- Список заданий
[1] Воспроизведите без изменений фрагмент отрывка о дарах Екатерины от слов «Но Екатерина не» до слов «ее собственное владычество.».
[2] Сколько серебряных памятных медалей было в коллекции, которую, согласно отрывку о дарах Екатерины, получил Томас?
[3] Напишите продолжение отрывка о дарах Екатерины, начиная сразу после его последнего предложения.

- Приведённый отрывок
_ _ _ _ _ _ _
Но Екатерина не остановилась на этом. У нее имелись для Томаса и другие дары, которые не только показали ее сердечную благодарность за его попечение, но и помогли ей в продвижении образа цивилизованной, высококультурной России, способной производить прекрасные предметы роскоши, вполне сопоставимые с лучшими европейскими образцами. Со времени своего восшествия на престол она активно приглашала в Петербург всевозможных иностранных мастеров, постепенно превращая свою столицу в центр производства ювелирных изделий, фарфора, золотых и серебряных украшений, а также медалей и монет. Эти изысканно сделанные вещицы, часто украшенные ее собственным изображением (она заранее вдумчиво отбирала соответствующие портреты), служили как бы рекламными товарами, прославляющими ее страну и ее собственное владычество.
Димсдейл получил по меньшей мере четыре образчика одного из типичных для Екатерины изделий такого рода – табакерки, затейливо украшенные бриллиантами, с эмалевым миниатюрным портретом государыни. При всей их ценности стоит отметить, что такие вещицы часто дарили важным гостям страны для прославления искусности российских мастеров и богатства России. Более персонализированным подарком стал дорожный чайно-кофейный сервиз, сделанный на Императорском фарфоровом заводе по особому заказу: позолоченные чайники, чашки с крышками и ложечки были украшены аллегорическими изображениями и монограммой Томаса; они помещались в деревянной шкатулке, снаружи обшитой сафьяном, а изнутри выстланной розовым атласом[273]
. Ко всему этому богатству прилагалась коллекция из шестидесяти двух серебряных памятных медалей и кольцо с бриллиантом.Натаниэль, которому пришлось без особой подготовки участвовать в трудном прививочном процессе, тоже получил дары. Павел, который был всего на шесть лет младше его, но успел сблизиться с молодым студентом-медиком, как с собственным отцом, вручил ему четырехцветную золотую табакерку, инкрустированную бриллиантами. Граф Шереметев (Натаниэль обеспечивал уход за его сыном и дочерью после их прививки) пожаловал ему не только табакерку, но и демонстративно огромное денежное вознаграждение. Томас писал Генри: «Старый граф счастлив необычайно. Он весьма богат и весьма щедр. В пятницу он вручил мне неведомый подарок, столь тяжелый, что я вышел из его дома, хромая. Лишь после, изучив содержимое, узнал я, что мне подарено 500 фунтов золотом».
_ _ _ _ _ _ _
Данные для анализа макета документа:
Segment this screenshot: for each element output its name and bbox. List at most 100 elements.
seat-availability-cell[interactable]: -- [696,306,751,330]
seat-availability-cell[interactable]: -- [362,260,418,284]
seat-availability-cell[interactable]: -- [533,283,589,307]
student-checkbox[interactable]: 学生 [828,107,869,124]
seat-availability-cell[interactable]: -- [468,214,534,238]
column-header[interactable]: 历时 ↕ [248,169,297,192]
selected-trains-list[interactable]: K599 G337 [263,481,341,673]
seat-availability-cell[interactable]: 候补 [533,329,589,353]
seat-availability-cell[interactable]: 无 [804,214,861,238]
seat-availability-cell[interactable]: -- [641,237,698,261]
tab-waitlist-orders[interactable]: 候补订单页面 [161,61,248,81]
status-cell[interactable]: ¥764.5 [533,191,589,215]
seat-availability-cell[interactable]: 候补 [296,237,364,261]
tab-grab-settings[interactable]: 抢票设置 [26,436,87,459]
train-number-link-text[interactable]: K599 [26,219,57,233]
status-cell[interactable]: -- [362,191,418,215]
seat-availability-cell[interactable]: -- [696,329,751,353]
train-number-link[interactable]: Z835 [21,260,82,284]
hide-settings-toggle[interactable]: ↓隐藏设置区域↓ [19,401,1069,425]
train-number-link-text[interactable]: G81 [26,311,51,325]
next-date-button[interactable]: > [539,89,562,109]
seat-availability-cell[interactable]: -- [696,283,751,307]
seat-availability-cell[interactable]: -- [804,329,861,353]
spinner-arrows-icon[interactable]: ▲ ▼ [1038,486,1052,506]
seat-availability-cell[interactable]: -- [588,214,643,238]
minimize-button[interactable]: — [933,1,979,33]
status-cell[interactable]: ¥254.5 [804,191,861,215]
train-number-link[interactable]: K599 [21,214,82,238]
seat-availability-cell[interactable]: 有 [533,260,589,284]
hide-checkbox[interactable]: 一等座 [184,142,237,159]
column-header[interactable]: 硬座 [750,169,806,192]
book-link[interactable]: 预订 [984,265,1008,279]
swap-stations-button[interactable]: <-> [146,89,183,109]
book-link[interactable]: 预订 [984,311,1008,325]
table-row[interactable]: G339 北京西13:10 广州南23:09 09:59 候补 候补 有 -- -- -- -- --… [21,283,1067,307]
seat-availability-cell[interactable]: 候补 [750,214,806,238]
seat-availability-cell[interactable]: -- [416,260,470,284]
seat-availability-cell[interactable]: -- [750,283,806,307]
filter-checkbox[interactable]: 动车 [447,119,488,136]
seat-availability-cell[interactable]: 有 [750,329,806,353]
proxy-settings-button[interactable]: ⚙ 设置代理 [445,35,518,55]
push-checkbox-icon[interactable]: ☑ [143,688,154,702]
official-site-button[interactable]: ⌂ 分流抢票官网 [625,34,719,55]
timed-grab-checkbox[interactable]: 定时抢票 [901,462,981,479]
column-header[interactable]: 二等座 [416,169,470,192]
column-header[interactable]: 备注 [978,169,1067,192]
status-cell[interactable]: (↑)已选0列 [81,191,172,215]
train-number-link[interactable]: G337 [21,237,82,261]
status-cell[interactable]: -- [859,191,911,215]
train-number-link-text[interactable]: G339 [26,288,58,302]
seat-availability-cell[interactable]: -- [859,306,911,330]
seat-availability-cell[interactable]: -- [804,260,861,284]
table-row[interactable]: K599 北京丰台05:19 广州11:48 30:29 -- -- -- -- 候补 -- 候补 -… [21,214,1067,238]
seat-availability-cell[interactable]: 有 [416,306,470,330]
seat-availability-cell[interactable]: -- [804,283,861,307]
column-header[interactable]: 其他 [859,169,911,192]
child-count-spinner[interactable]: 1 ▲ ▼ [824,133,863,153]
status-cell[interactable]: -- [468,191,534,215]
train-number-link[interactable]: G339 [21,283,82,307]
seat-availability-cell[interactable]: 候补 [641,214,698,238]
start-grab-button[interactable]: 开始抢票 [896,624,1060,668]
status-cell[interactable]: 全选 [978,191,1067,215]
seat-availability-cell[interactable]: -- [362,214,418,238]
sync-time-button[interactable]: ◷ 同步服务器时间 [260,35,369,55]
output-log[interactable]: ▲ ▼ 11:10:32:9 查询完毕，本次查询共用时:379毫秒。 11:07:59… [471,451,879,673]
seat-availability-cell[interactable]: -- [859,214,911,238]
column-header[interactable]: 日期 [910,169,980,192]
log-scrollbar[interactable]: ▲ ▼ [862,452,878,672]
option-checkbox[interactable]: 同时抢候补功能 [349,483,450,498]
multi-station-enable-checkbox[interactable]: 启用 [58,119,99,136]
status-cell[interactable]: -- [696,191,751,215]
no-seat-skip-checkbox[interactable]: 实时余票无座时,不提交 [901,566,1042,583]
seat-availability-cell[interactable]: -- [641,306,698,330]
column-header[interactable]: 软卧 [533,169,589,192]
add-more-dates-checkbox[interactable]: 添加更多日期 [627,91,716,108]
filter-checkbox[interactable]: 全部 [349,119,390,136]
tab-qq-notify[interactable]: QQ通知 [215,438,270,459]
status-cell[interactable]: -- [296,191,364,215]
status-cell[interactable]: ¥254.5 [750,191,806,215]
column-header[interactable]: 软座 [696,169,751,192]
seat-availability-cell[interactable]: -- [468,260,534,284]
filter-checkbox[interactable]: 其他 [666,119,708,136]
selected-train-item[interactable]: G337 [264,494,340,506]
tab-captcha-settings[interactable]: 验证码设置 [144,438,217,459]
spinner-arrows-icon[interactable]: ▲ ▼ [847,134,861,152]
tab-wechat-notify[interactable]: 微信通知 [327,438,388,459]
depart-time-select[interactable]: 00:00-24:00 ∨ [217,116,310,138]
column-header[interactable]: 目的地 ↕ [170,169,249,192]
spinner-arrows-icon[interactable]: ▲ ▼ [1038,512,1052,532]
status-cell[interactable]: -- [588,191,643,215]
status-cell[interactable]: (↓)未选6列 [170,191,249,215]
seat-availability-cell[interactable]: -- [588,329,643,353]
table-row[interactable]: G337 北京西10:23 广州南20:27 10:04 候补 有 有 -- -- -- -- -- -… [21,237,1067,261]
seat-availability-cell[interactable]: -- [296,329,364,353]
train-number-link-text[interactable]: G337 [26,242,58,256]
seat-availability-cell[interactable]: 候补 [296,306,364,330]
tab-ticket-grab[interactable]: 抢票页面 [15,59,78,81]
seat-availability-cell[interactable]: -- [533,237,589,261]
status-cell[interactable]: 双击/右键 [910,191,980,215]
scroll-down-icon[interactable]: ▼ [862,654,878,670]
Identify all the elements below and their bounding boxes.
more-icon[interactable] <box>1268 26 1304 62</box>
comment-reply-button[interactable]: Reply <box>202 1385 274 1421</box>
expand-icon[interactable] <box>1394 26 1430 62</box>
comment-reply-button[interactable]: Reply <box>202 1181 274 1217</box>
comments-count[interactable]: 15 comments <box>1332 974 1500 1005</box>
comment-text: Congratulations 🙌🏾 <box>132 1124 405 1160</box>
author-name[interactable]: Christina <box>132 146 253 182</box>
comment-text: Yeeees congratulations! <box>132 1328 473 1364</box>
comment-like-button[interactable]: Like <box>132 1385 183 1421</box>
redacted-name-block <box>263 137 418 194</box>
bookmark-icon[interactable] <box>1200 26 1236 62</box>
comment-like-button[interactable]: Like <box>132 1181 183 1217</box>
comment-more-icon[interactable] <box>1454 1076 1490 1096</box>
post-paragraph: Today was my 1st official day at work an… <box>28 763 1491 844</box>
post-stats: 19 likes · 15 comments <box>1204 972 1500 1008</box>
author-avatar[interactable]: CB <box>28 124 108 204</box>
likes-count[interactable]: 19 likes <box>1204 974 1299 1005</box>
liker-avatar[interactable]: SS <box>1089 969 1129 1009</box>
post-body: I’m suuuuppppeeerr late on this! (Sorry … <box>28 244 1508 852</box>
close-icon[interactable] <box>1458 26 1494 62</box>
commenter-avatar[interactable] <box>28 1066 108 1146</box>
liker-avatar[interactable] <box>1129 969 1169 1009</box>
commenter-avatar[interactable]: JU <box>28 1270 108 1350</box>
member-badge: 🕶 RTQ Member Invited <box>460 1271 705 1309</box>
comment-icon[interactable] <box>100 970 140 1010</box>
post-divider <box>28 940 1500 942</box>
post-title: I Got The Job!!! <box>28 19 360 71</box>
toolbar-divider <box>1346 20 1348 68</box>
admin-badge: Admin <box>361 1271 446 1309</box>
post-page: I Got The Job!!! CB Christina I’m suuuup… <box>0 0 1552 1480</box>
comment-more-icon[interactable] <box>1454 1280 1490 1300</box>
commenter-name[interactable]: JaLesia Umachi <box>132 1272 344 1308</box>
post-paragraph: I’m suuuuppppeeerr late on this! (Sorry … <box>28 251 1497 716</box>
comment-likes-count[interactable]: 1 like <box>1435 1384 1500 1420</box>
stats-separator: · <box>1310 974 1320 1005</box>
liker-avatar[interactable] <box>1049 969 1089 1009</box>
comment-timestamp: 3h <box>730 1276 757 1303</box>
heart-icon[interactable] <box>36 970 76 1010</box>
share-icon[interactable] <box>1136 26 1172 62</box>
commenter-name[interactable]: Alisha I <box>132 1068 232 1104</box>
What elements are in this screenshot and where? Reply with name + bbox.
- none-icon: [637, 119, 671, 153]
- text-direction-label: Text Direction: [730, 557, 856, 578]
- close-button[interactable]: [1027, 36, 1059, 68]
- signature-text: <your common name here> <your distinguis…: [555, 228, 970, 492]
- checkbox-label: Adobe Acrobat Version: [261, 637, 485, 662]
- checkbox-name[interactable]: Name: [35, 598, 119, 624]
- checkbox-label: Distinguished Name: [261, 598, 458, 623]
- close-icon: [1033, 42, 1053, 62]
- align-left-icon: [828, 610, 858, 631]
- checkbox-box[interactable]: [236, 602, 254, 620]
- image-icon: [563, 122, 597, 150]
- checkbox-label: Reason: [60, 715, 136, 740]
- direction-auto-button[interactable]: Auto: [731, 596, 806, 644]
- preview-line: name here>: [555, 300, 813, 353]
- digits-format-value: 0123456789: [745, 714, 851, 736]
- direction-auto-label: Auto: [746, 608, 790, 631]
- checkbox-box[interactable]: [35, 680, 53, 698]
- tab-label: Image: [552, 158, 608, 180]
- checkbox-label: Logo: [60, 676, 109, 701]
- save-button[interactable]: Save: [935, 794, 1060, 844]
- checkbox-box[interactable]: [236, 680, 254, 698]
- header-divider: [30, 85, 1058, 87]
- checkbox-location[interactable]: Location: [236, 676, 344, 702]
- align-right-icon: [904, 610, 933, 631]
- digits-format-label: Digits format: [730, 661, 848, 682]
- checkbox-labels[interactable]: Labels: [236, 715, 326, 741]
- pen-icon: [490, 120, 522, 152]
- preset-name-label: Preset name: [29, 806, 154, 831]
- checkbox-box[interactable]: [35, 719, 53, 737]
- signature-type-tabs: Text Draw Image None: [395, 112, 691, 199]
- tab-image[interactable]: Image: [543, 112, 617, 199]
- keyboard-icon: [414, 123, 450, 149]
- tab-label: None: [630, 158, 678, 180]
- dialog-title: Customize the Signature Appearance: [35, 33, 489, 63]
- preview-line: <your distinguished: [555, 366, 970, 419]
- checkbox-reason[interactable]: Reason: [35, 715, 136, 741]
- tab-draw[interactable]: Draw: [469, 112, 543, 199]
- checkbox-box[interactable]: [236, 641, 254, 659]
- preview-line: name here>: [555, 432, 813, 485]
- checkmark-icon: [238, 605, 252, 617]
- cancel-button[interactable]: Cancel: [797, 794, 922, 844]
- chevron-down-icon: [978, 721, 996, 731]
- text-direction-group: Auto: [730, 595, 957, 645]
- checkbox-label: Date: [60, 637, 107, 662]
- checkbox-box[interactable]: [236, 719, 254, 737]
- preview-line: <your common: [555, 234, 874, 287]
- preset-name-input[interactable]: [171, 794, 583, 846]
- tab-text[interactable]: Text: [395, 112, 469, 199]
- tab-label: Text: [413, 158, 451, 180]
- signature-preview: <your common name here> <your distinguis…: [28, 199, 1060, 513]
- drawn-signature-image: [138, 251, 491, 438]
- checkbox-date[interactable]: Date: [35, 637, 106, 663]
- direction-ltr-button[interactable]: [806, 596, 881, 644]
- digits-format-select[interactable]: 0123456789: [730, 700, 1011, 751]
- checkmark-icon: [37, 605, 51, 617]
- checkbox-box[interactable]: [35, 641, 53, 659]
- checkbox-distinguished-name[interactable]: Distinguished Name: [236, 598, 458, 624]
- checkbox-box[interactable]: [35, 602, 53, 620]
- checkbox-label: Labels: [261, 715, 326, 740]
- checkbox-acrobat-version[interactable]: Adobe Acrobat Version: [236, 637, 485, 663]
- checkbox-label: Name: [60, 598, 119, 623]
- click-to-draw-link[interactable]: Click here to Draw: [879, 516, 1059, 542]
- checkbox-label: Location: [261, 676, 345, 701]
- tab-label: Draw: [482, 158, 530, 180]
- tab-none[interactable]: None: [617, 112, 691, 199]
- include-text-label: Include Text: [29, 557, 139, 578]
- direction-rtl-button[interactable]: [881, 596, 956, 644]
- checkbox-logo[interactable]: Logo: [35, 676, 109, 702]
_ _ _ _ _ _ _
- Ответы на задания
[1]
Но Екатерина не остановилась на этом. У нее имелись для Томаса и другие дары, которые не только показали ее сердечную благодарность за его попечение, но и помогли ей в продвижении образа цивилизованной, высококультурной России, способной производить прекрасные предметы роскоши, вполне сопоставимые с лучшими европейскими образцами. Со времени своего восшествия на престол она активно приглашала в Петербург всевозможных иностранных мастеров, постепенно превращая свою столицу в центр производства ювелирных изделий, фарфора, золотых и серебряных украшений, а также медалей и монет. Эти изысканно сделанные вещицы, часто украшенные ее собственным изображением (она заранее вдумчиво отбирала соответствующие портреты), служили как бы рекламными товарами, прославляющими ее страну и ее собственное владычество.

[2] Шестьдесят две.

[3]
Царские прививки завершились, вознаграждения были вручены, однако Екатерина продолжала оказывать гостеприимство своим английским визитерам. За те недели и даже месяцы, которые Томас провел в ее обществе в Петербурге и Царском Селе, он успел стать для нее далеко не только наемным медицинским специалистом – теперь она относилась к нему как к доверенному другу. Напряженные дни ее послепрививочного восстановления давно миновали, но она все так же наслаждалась обществом Томаса, и Димсдейлы по-прежнему принадлежали к числу ее излюбленных придворных фигур.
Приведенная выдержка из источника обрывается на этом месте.